Data excerpts

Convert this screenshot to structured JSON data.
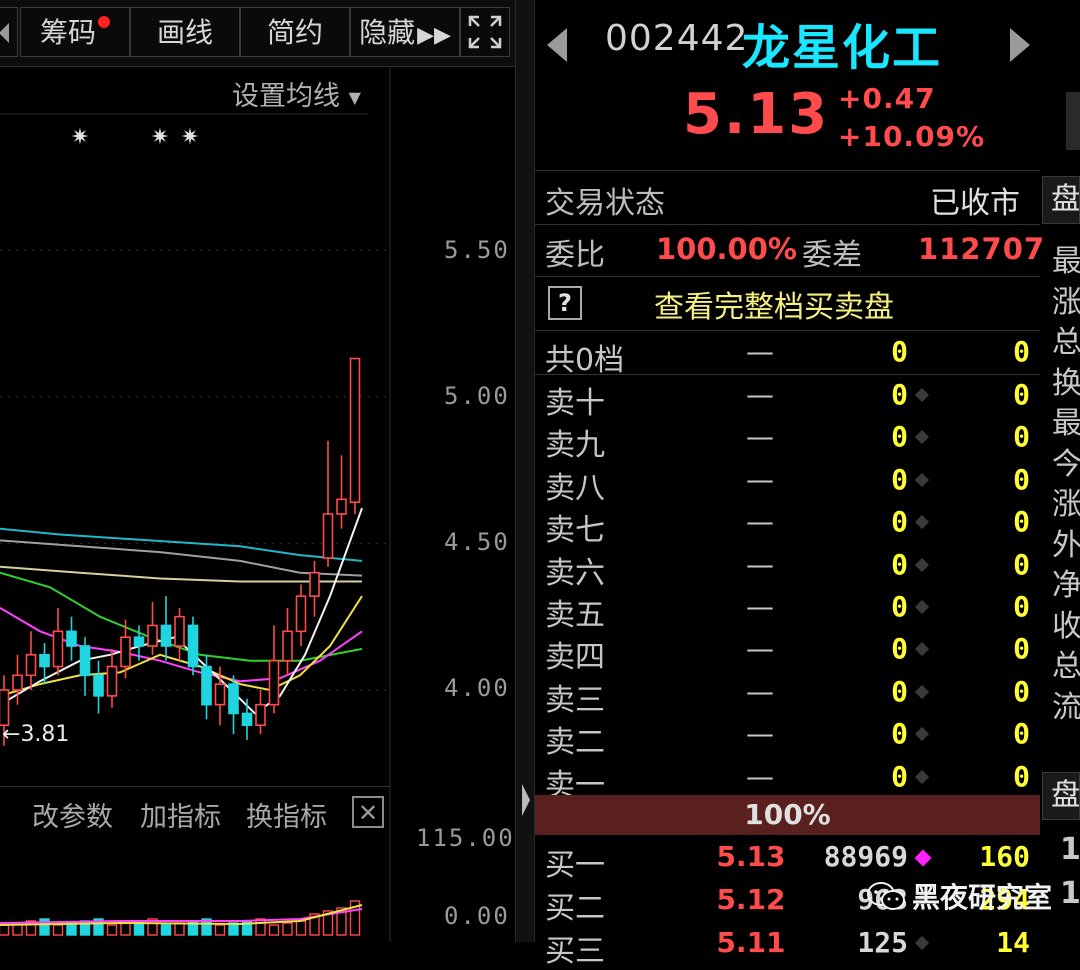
{
  "toolbar": {
    "buttons": [
      {
        "label": "筹码",
        "has_dot": true
      },
      {
        "label": "画线"
      },
      {
        "label": "简约"
      },
      {
        "label": "隐藏"
      }
    ],
    "fullscreen_icon": "expand-icon"
  },
  "chart": {
    "set_ma_label": "设置均线",
    "price_levels": [
      "5.50",
      "5.00",
      "4.50",
      "4.00"
    ],
    "low_annotation": "3.81",
    "volume_levels": [
      "115.00",
      "0.00"
    ],
    "candles": [
      {
        "o": 3.88,
        "c": 4.0,
        "h": 4.05,
        "l": 3.81
      },
      {
        "o": 4.0,
        "c": 4.05,
        "h": 4.12,
        "l": 3.95
      },
      {
        "o": 4.05,
        "c": 4.12,
        "h": 4.2,
        "l": 4.0
      },
      {
        "o": 4.12,
        "c": 4.08,
        "h": 4.16,
        "l": 4.02
      },
      {
        "o": 4.08,
        "c": 4.2,
        "h": 4.28,
        "l": 4.05
      },
      {
        "o": 4.2,
        "c": 4.15,
        "h": 4.25,
        "l": 4.1
      },
      {
        "o": 4.15,
        "c": 4.05,
        "h": 4.18,
        "l": 3.98
      },
      {
        "o": 4.05,
        "c": 3.98,
        "h": 4.1,
        "l": 3.92
      },
      {
        "o": 3.98,
        "c": 4.08,
        "h": 4.14,
        "l": 3.94
      },
      {
        "o": 4.08,
        "c": 4.18,
        "h": 4.24,
        "l": 4.04
      },
      {
        "o": 4.18,
        "c": 4.15,
        "h": 4.22,
        "l": 4.1
      },
      {
        "o": 4.15,
        "c": 4.22,
        "h": 4.3,
        "l": 4.12
      },
      {
        "o": 4.22,
        "c": 4.15,
        "h": 4.32,
        "l": 4.1
      },
      {
        "o": 4.15,
        "c": 4.25,
        "h": 4.28,
        "l": 4.1
      },
      {
        "o": 4.22,
        "c": 4.08,
        "h": 4.25,
        "l": 4.05
      },
      {
        "o": 4.08,
        "c": 3.95,
        "h": 4.12,
        "l": 3.9
      },
      {
        "o": 3.95,
        "c": 4.02,
        "h": 4.08,
        "l": 3.88
      },
      {
        "o": 4.02,
        "c": 3.92,
        "h": 4.05,
        "l": 3.85
      },
      {
        "o": 3.92,
        "c": 3.88,
        "h": 3.97,
        "l": 3.83
      },
      {
        "o": 3.88,
        "c": 3.95,
        "h": 4.0,
        "l": 3.85
      },
      {
        "o": 3.95,
        "c": 4.1,
        "h": 4.22,
        "l": 3.92
      },
      {
        "o": 4.1,
        "c": 4.2,
        "h": 4.28,
        "l": 4.05
      },
      {
        "o": 4.2,
        "c": 4.32,
        "h": 4.36,
        "l": 4.15
      },
      {
        "o": 4.32,
        "c": 4.4,
        "h": 4.44,
        "l": 4.25
      },
      {
        "o": 4.45,
        "c": 4.6,
        "h": 4.85,
        "l": 4.42
      },
      {
        "o": 4.6,
        "c": 4.65,
        "h": 4.8,
        "l": 4.55
      },
      {
        "o": 4.64,
        "c": 5.13,
        "h": 5.13,
        "l": 4.6
      }
    ]
  },
  "indicator_bar": {
    "items": [
      "改参数",
      "加指标",
      "换指标"
    ]
  },
  "quote": {
    "code": "002442",
    "name": "龙星化工",
    "price": "5.13",
    "change": "+0.47",
    "change_pct": "+10.09%"
  },
  "status": {
    "label": "交易状态",
    "value": "已收市"
  },
  "ratio": {
    "label": "委比",
    "value": "100.00%",
    "diff_label": "委差",
    "diff_value": "112707"
  },
  "full_book_link": "查看完整档买卖盘",
  "help_icon": "?",
  "book": {
    "total_row": {
      "label": "共0档",
      "price": "—",
      "vol": "0",
      "count": "0"
    },
    "asks": [
      {
        "label": "卖十",
        "price": "—",
        "vol": "0",
        "count": "0"
      },
      {
        "label": "卖九",
        "price": "—",
        "vol": "0",
        "count": "0"
      },
      {
        "label": "卖八",
        "price": "—",
        "vol": "0",
        "count": "0"
      },
      {
        "label": "卖七",
        "price": "—",
        "vol": "0",
        "count": "0"
      },
      {
        "label": "卖六",
        "price": "—",
        "vol": "0",
        "count": "0"
      },
      {
        "label": "卖五",
        "price": "—",
        "vol": "0",
        "count": "0"
      },
      {
        "label": "卖四",
        "price": "—",
        "vol": "0",
        "count": "0"
      },
      {
        "label": "卖三",
        "price": "—",
        "vol": "0",
        "count": "0"
      },
      {
        "label": "卖二",
        "price": "—",
        "vol": "0",
        "count": "0"
      },
      {
        "label": "卖一",
        "price": "—",
        "vol": "0",
        "count": "0"
      }
    ],
    "bid_pct": "100%",
    "bids": [
      {
        "label": "买一",
        "price": "5.13",
        "vol": "88969",
        "count": "160"
      },
      {
        "label": "买二",
        "price": "5.12",
        "vol": "963",
        "count": "294"
      },
      {
        "label": "买三",
        "price": "5.11",
        "vol": "125",
        "count": "14"
      }
    ]
  },
  "side_panel": {
    "tab_top": "盘",
    "items": [
      "最",
      "涨",
      "总",
      "换",
      "最",
      "今",
      "涨",
      "外",
      "净",
      "收",
      "总",
      "流"
    ],
    "tab_bottom": "盘",
    "bottom_items": [
      "1",
      "1"
    ]
  },
  "watermark": "黑夜研究室",
  "colors": {
    "up": "#ff4b4b",
    "down": "#1fd6e0",
    "name": "#19e6ff",
    "volume_qty": "#ffff33",
    "ma5": "#f2f2f2",
    "ma10": "#f0e040",
    "ma20": "#ff40ff",
    "ma30": "#30d030",
    "ma60": "#d8d0a0",
    "ma120": "#a0a0a0",
    "ma250": "#20b8c8"
  }
}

• [TASK DETAILS]: Repeat the material above word for word and skip every image in it.

• [RESPONSE BELOW]:
Convert this screenshot to structured JSON data.
{
  "toolbar": {
    "buttons": [
      {
        "label": "筹码",
        "has_dot": true
      },
      {
        "label": "画线"
      },
      {
        "label": "简约"
      },
      {
        "label": "隐藏"
      }
    ],
    "fullscreen_icon": "expand-icon"
  },
  "chart": {
    "set_ma_label": "设置均线",
    "price_levels": [
      "5.50",
      "5.00",
      "4.50",
      "4.00"
    ],
    "low_annotation": "3.81",
    "volume_levels": [
      "115.00",
      "0.00"
    ],
    "candles": [
      {
        "o": 3.88,
        "c": 4.0,
        "h": 4.05,
        "l": 3.81
      },
      {
        "o": 4.0,
        "c": 4.05,
        "h": 4.12,
        "l": 3.95
      },
      {
        "o": 4.05,
        "c": 4.12,
        "h": 4.2,
        "l": 4.0
      },
      {
        "o": 4.12,
        "c": 4.08,
        "h": 4.16,
        "l": 4.02
      },
      {
        "o": 4.08,
        "c": 4.2,
        "h": 4.28,
        "l": 4.05
      },
      {
        "o": 4.2,
        "c": 4.15,
        "h": 4.25,
        "l": 4.1
      },
      {
        "o": 4.15,
        "c": 4.05,
        "h": 4.18,
        "l": 3.98
      },
      {
        "o": 4.05,
        "c": 3.98,
        "h": 4.1,
        "l": 3.92
      },
      {
        "o": 3.98,
        "c": 4.08,
        "h": 4.14,
        "l": 3.94
      },
      {
        "o": 4.08,
        "c": 4.18,
        "h": 4.24,
        "l": 4.04
      },
      {
        "o": 4.18,
        "c": 4.15,
        "h": 4.22,
        "l": 4.1
      },
      {
        "o": 4.15,
        "c": 4.22,
        "h": 4.3,
        "l": 4.12
      },
      {
        "o": 4.22,
        "c": 4.15,
        "h": 4.32,
        "l": 4.1
      },
      {
        "o": 4.15,
        "c": 4.25,
        "h": 4.28,
        "l": 4.1
      },
      {
        "o": 4.22,
        "c": 4.08,
        "h": 4.25,
        "l": 4.05
      },
      {
        "o": 4.08,
        "c": 3.95,
        "h": 4.12,
        "l": 3.9
      },
      {
        "o": 3.95,
        "c": 4.02,
        "h": 4.08,
        "l": 3.88
      },
      {
        "o": 4.02,
        "c": 3.92,
        "h": 4.05,
        "l": 3.85
      },
      {
        "o": 3.92,
        "c": 3.88,
        "h": 3.97,
        "l": 3.83
      },
      {
        "o": 3.88,
        "c": 3.95,
        "h": 4.0,
        "l": 3.85
      },
      {
        "o": 3.95,
        "c": 4.1,
        "h": 4.22,
        "l": 3.92
      },
      {
        "o": 4.1,
        "c": 4.2,
        "h": 4.28,
        "l": 4.05
      },
      {
        "o": 4.2,
        "c": 4.32,
        "h": 4.36,
        "l": 4.15
      },
      {
        "o": 4.32,
        "c": 4.4,
        "h": 4.44,
        "l": 4.25
      },
      {
        "o": 4.45,
        "c": 4.6,
        "h": 4.85,
        "l": 4.42
      },
      {
        "o": 4.6,
        "c": 4.65,
        "h": 4.8,
        "l": 4.55
      },
      {
        "o": 4.64,
        "c": 5.13,
        "h": 5.13,
        "l": 4.6
      }
    ]
  },
  "indicator_bar": {
    "items": [
      "改参数",
      "加指标",
      "换指标"
    ]
  },
  "quote": {
    "code": "002442",
    "name": "龙星化工",
    "price": "5.13",
    "change": "+0.47",
    "change_pct": "+10.09%"
  },
  "status": {
    "label": "交易状态",
    "value": "已收市"
  },
  "ratio": {
    "label": "委比",
    "value": "100.00%",
    "diff_label": "委差",
    "diff_value": "112707"
  },
  "full_book_link": "查看完整档买卖盘",
  "help_icon": "?",
  "book": {
    "total_row": {
      "label": "共0档",
      "price": "—",
      "vol": "0",
      "count": "0"
    },
    "asks": [
      {
        "label": "卖十",
        "price": "—",
        "vol": "0",
        "count": "0"
      },
      {
        "label": "卖九",
        "price": "—",
        "vol": "0",
        "count": "0"
      },
      {
        "label": "卖八",
        "price": "—",
        "vol": "0",
        "count": "0"
      },
      {
        "label": "卖七",
        "price": "—",
        "vol": "0",
        "count": "0"
      },
      {
        "label": "卖六",
        "price": "—",
        "vol": "0",
        "count": "0"
      },
      {
        "label": "卖五",
        "price": "—",
        "vol": "0",
        "count": "0"
      },
      {
        "label": "卖四",
        "price": "—",
        "vol": "0",
        "count": "0"
      },
      {
        "label": "卖三",
        "price": "—",
        "vol": "0",
        "count": "0"
      },
      {
        "label": "卖二",
        "price": "—",
        "vol": "0",
        "count": "0"
      },
      {
        "label": "卖一",
        "price": "—",
        "vol": "0",
        "count": "0"
      }
    ],
    "bid_pct": "100%",
    "bids": [
      {
        "label": "买一",
        "price": "5.13",
        "vol": "88969",
        "count": "160"
      },
      {
        "label": "买二",
        "price": "5.12",
        "vol": "963",
        "count": "294"
      },
      {
        "label": "买三",
        "price": "5.11",
        "vol": "125",
        "count": "14"
      }
    ]
  },
  "side_panel": {
    "tab_top": "盘",
    "items": [
      "最",
      "涨",
      "总",
      "换",
      "最",
      "今",
      "涨",
      "外",
      "净",
      "收",
      "总",
      "流"
    ],
    "tab_bottom": "盘",
    "bottom_items": [
      "1",
      "1"
    ]
  },
  "watermark": "黑夜研究室",
  "colors": {
    "up": "#ff4b4b",
    "down": "#1fd6e0",
    "name": "#19e6ff",
    "volume_qty": "#ffff33",
    "ma5": "#f2f2f2",
    "ma10": "#f0e040",
    "ma20": "#ff40ff",
    "ma30": "#30d030",
    "ma60": "#d8d0a0",
    "ma120": "#a0a0a0",
    "ma250": "#20b8c8"
  }
}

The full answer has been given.